(Recorded data)
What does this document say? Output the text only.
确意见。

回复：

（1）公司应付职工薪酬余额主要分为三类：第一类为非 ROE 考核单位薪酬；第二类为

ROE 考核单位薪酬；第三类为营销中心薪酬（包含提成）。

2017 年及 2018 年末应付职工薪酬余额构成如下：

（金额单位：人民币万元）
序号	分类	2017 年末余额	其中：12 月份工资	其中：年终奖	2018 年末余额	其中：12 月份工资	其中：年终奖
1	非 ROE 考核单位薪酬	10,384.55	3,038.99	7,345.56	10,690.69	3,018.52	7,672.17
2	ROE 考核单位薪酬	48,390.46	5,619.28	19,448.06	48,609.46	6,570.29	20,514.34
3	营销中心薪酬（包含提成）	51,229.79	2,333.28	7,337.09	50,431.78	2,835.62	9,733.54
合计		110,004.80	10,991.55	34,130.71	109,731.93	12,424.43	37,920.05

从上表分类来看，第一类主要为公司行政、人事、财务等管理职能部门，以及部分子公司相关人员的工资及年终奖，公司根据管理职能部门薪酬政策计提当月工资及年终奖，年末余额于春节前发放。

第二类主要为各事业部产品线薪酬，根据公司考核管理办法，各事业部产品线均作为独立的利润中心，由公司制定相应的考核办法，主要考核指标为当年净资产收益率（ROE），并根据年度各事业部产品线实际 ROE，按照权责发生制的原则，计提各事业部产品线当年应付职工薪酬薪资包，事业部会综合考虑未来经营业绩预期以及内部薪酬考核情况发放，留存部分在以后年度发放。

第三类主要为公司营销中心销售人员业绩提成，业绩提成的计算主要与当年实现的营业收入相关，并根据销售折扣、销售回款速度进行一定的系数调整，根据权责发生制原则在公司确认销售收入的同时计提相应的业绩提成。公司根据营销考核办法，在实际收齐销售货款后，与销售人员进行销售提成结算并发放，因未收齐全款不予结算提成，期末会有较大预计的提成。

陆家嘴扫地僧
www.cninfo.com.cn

■ Short exercise:
Search the data above for the string "包含提成" and return every line that has it.

■ Exercise answer:
ROE 考核单位薪酬；第三类为营销中心薪酬（包含提成）。
3	营销中心薪酬（包含提成）	51,229.79	2,333.28	7,337.09	50,431.78	2,835.62	9,733.54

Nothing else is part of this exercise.